The exercise: Copy every line of the material below word for word.

Input rows:
— Start —

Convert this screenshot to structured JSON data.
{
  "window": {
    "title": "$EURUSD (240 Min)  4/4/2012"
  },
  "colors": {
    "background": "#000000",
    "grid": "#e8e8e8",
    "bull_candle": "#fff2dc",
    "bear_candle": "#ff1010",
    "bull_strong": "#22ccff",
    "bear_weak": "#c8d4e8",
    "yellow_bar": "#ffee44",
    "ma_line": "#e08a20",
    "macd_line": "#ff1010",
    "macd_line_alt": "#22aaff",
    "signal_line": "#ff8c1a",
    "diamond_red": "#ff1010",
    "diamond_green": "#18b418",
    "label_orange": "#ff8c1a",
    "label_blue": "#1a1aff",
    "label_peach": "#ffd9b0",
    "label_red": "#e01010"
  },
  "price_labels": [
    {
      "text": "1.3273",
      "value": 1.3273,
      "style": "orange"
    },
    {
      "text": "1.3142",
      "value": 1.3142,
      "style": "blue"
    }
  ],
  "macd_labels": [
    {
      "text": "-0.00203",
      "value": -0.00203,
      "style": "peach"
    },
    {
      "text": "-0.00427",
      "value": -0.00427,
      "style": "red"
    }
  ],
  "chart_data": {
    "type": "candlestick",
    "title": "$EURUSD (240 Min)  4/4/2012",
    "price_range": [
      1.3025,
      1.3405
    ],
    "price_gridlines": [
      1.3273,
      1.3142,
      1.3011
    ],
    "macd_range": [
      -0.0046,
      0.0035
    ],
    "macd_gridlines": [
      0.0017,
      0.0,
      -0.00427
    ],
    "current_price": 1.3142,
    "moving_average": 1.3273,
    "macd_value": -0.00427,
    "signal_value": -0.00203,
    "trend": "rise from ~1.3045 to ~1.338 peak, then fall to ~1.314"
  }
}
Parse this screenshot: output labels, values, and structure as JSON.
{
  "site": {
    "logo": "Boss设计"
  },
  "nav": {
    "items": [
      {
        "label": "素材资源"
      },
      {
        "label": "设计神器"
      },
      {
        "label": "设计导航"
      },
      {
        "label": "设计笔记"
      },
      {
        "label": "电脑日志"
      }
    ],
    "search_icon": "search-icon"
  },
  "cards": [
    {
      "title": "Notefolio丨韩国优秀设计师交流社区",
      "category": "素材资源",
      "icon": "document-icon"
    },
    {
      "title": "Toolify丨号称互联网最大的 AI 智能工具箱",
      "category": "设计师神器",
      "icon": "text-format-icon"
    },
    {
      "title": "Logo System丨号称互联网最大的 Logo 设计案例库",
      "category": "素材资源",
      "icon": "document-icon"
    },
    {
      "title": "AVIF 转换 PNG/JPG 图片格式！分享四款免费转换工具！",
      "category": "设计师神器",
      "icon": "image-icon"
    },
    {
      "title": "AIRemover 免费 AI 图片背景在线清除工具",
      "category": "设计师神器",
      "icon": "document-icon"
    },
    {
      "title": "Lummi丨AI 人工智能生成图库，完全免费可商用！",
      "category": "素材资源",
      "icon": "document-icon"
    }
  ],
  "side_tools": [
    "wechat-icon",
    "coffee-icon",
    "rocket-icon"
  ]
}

— End —

Full response:
Convert this screenshot to structured JSON data.
{
  "window": {
    "title": "$EURUSD (240 Min)  4/4/2012"
  },
  "colors": {
    "background": "#000000",
    "grid": "#e8e8e8",
    "bull_candle": "#fff2dc",
    "bear_candle": "#ff1010",
    "bull_strong": "#22ccff",
    "bear_weak": "#c8d4e8",
    "yellow_bar": "#ffee44",
    "ma_line": "#e08a20",
    "macd_line": "#ff1010",
    "macd_line_alt": "#22aaff",
    "signal_line": "#ff8c1a",
    "diamond_red": "#ff1010",
    "diamond_green": "#18b418",
    "label_orange": "#ff8c1a",
    "label_blue": "#1a1aff",
    "label_peach": "#ffd9b0",
    "label_red": "#e01010"
  },
  "price_labels": [
    {
      "text": "1.3273",
      "value": 1.3273,
      "style": "orange"
    },
    {
      "text": "1.3142",
      "value": 1.3142,
      "style": "blue"
    }
  ],
  "macd_labels": [
    {
      "text": "-0.00203",
      "value": -0.00203,
      "style": "peach"
    },
    {
      "text": "-0.00427",
      "value": -0.00427,
      "style": "red"
    }
  ],
  "chart_data": {
    "type": "candlestick",
    "title": "$EURUSD (240 Min)  4/4/2012",
    "price_range": [
      1.3025,
      1.3405
    ],
    "price_gridlines": [
      1.3273,
      1.3142,
      1.3011
    ],
    "macd_range": [
      -0.0046,
      0.0035
    ],
    "macd_gridlines": [
      0.0017,
      0.0,
      -0.00427
    ],
    "current_price": 1.3142,
    "moving_average": 1.3273,
    "macd_value": -0.00427,
    "signal_value": -0.00203,
    "trend": "rise from ~1.3045 to ~1.338 peak, then fall to ~1.314"
  }
}
Parse this screenshot: output labels, values, and structure as JSON.
{
  "site": {
    "logo": "Boss设计"
  },
  "nav": {
    "items": [
      {
        "label": "素材资源"
      },
      {
        "label": "设计神器"
      },
      {
        "label": "设计导航"
      },
      {
        "label": "设计笔记"
      },
      {
        "label": "电脑日志"
      }
    ],
    "search_icon": "search-icon"
  },
  "cards": [
    {
      "title": "Notefolio丨韩国优秀设计师交流社区",
      "category": "素材资源",
      "icon": "document-icon"
    },
    {
      "title": "Toolify丨号称互联网最大的 AI 智能工具箱",
      "category": "设计师神器",
      "icon": "text-format-icon"
    },
    {
      "title": "Logo System丨号称互联网最大的 Logo 设计案例库",
      "category": "素材资源",
      "icon": "document-icon"
    },
    {
      "title": "AVIF 转换 PNG/JPG 图片格式！分享四款免费转换工具！",
      "category": "设计师神器",
      "icon": "image-icon"
    },
    {
      "title": "AIRemover 免费 AI 图片背景在线清除工具",
      "category": "设计师神器",
      "icon": "document-icon"
    },
    {
      "title": "Lummi丨AI 人工智能生成图库，完全免费可商用！",
      "category": "素材资源",
      "icon": "document-icon"
    }
  ],
  "side_tools": [
    "wechat-icon",
    "coffee-icon",
    "rocket-icon"
  ]
}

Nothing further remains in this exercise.